Transcribe the entries below exactly; leave every image out.

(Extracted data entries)
◆ ◆ ◆

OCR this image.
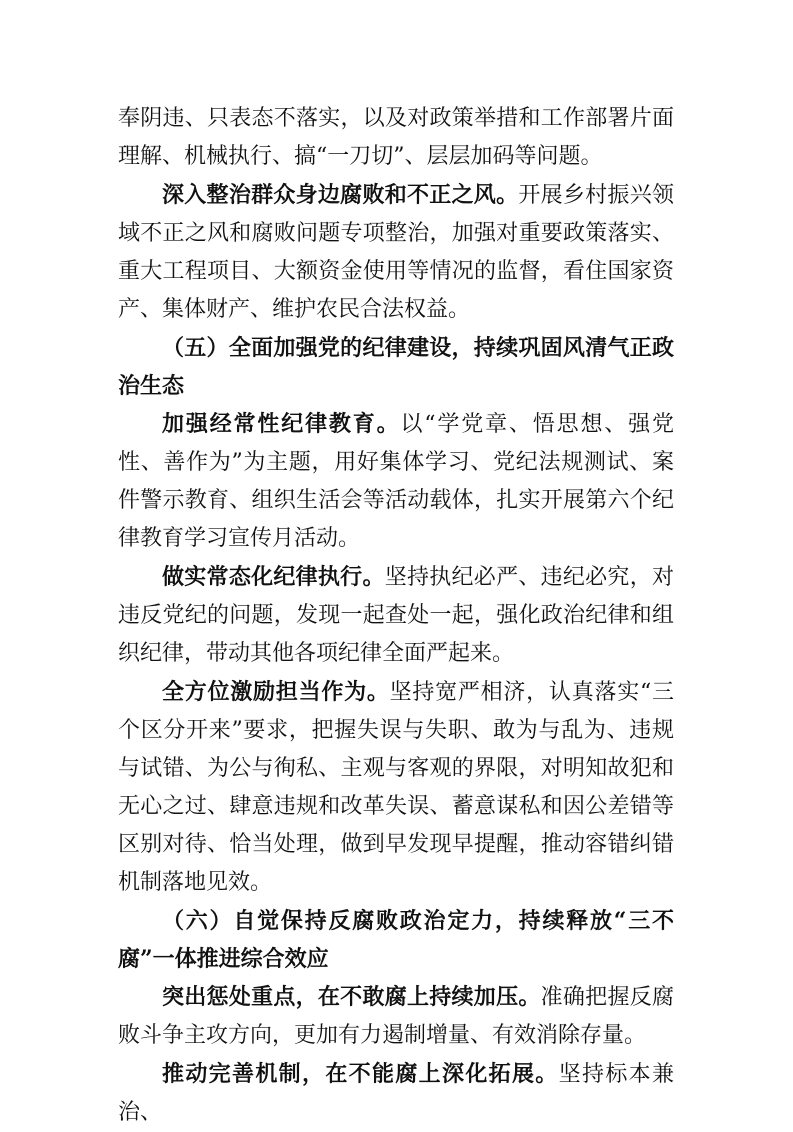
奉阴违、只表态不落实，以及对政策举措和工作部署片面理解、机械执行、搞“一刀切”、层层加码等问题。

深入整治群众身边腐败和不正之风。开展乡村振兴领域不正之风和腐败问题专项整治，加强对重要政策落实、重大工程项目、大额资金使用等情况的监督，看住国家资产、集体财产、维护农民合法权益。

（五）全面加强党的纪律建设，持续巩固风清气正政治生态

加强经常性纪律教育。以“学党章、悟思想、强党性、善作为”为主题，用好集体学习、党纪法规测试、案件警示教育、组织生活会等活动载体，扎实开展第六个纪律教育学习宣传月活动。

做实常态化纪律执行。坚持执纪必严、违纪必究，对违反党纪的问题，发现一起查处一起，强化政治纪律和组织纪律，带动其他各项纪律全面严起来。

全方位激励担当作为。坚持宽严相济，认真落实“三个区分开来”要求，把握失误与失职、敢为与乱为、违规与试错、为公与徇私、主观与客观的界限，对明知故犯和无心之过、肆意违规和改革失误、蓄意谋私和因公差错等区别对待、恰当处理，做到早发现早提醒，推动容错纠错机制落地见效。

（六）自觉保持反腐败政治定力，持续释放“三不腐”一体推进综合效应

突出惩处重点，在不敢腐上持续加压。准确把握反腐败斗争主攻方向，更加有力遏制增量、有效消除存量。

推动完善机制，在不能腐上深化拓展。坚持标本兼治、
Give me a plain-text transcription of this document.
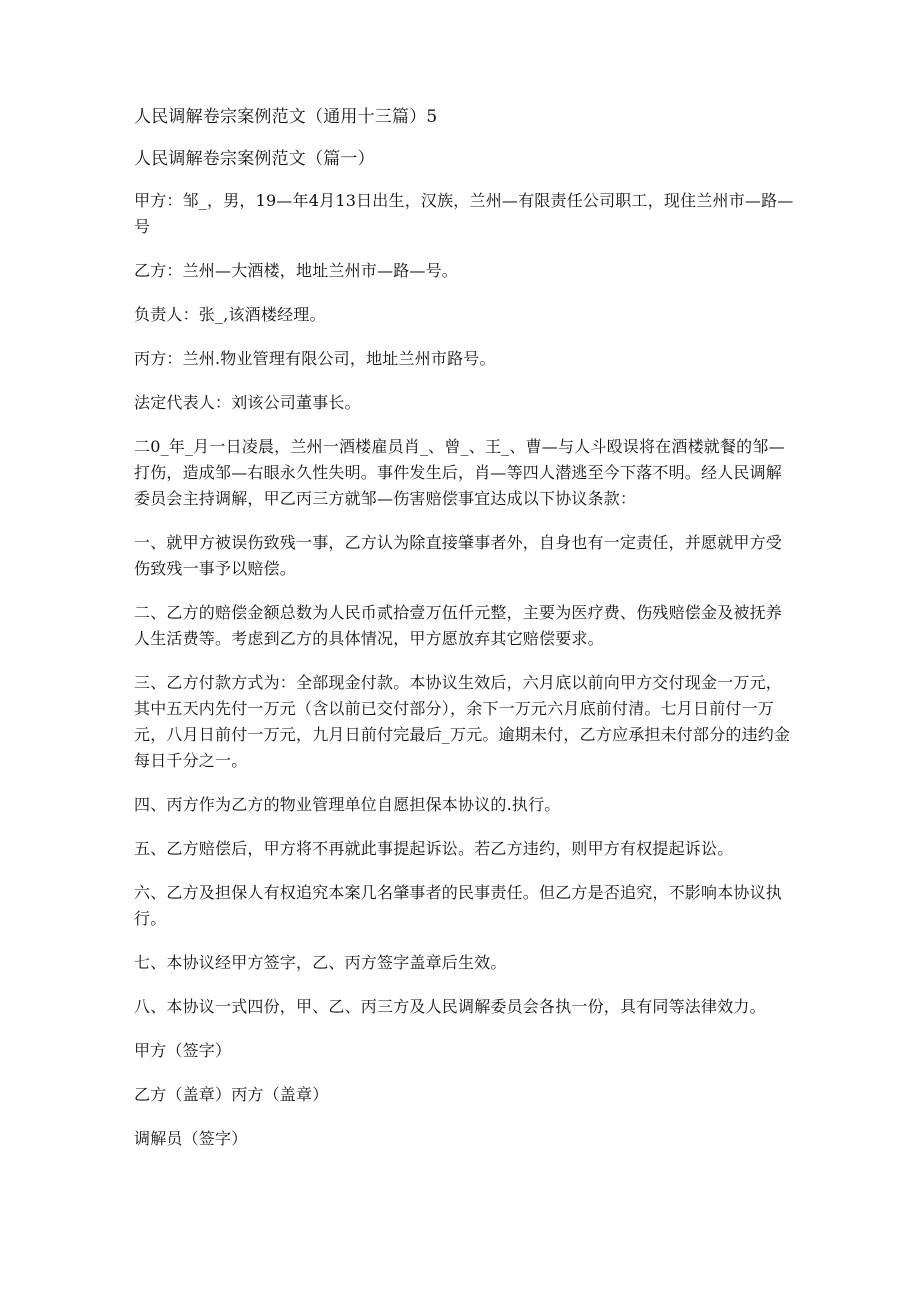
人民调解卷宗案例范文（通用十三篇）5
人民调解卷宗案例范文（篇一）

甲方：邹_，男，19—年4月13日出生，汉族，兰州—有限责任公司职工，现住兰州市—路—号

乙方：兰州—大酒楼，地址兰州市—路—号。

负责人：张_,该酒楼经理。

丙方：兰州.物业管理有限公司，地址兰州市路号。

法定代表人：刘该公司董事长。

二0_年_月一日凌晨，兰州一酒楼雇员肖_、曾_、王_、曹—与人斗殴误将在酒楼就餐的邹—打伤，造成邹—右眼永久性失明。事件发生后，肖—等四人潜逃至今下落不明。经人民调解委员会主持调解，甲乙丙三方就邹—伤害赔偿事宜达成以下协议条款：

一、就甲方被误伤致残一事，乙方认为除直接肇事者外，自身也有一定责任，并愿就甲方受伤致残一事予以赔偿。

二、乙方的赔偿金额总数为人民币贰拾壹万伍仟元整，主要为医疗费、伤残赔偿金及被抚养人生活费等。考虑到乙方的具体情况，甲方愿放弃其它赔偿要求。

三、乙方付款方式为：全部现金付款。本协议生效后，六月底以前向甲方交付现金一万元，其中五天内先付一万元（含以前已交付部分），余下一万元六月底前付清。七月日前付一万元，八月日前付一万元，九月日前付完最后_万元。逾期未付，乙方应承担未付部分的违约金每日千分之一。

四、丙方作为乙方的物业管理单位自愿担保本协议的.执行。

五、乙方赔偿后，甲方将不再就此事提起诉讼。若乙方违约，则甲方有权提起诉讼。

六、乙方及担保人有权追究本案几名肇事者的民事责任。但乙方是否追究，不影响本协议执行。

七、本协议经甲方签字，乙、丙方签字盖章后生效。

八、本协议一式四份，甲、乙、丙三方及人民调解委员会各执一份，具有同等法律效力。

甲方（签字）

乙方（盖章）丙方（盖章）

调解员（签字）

◆ ◆ ◆

WRITTEN SOLUTION:
OCR this image.
奉阴违、只表态不落实，以及对政策举措和工作部署片面理解、机械执行、搞“一刀切”、层层加码等问题。

深入整治群众身边腐败和不正之风。开展乡村振兴领域不正之风和腐败问题专项整治，加强对重要政策落实、重大工程项目、大额资金使用等情况的监督，看住国家资产、集体财产、维护农民合法权益。

（五）全面加强党的纪律建设，持续巩固风清气正政治生态

加强经常性纪律教育。以“学党章、悟思想、强党性、善作为”为主题，用好集体学习、党纪法规测试、案件警示教育、组织生活会等活动载体，扎实开展第六个纪律教育学习宣传月活动。

做实常态化纪律执行。坚持执纪必严、违纪必究，对违反党纪的问题，发现一起查处一起，强化政治纪律和组织纪律，带动其他各项纪律全面严起来。

全方位激励担当作为。坚持宽严相济，认真落实“三个区分开来”要求，把握失误与失职、敢为与乱为、违规与试错、为公与徇私、主观与客观的界限，对明知故犯和无心之过、肆意违规和改革失误、蓄意谋私和因公差错等区别对待、恰当处理，做到早发现早提醒，推动容错纠错机制落地见效。

（六）自觉保持反腐败政治定力，持续释放“三不腐”一体推进综合效应

突出惩处重点，在不敢腐上持续加压。准确把握反腐败斗争主攻方向，更加有力遏制增量、有效消除存量。

推动完善机制，在不能腐上深化拓展。坚持标本兼治、
Give me a plain-text transcription of this document.
人民调解卷宗案例范文（通用十三篇）5
人民调解卷宗案例范文（篇一）

甲方：邹_，男，19—年4月13日出生，汉族，兰州—有限责任公司职工，现住兰州市—路—号

乙方：兰州—大酒楼，地址兰州市—路—号。

负责人：张_,该酒楼经理。

丙方：兰州.物业管理有限公司，地址兰州市路号。

法定代表人：刘该公司董事长。

二0_年_月一日凌晨，兰州一酒楼雇员肖_、曾_、王_、曹—与人斗殴误将在酒楼就餐的邹—打伤，造成邹—右眼永久性失明。事件发生后，肖—等四人潜逃至今下落不明。经人民调解委员会主持调解，甲乙丙三方就邹—伤害赔偿事宜达成以下协议条款：

一、就甲方被误伤致残一事，乙方认为除直接肇事者外，自身也有一定责任，并愿就甲方受伤致残一事予以赔偿。

二、乙方的赔偿金额总数为人民币贰拾壹万伍仟元整，主要为医疗费、伤残赔偿金及被抚养人生活费等。考虑到乙方的具体情况，甲方愿放弃其它赔偿要求。

三、乙方付款方式为：全部现金付款。本协议生效后，六月底以前向甲方交付现金一万元，其中五天内先付一万元（含以前已交付部分），余下一万元六月底前付清。七月日前付一万元，八月日前付一万元，九月日前付完最后_万元。逾期未付，乙方应承担未付部分的违约金每日千分之一。

四、丙方作为乙方的物业管理单位自愿担保本协议的.执行。

五、乙方赔偿后，甲方将不再就此事提起诉讼。若乙方违约，则甲方有权提起诉讼。

六、乙方及担保人有权追究本案几名肇事者的民事责任。但乙方是否追究，不影响本协议执行。

七、本协议经甲方签字，乙、丙方签字盖章后生效。

八、本协议一式四份，甲、乙、丙三方及人民调解委员会各执一份，具有同等法律效力。

甲方（签字）

乙方（盖章）丙方（盖章）

调解员（签字）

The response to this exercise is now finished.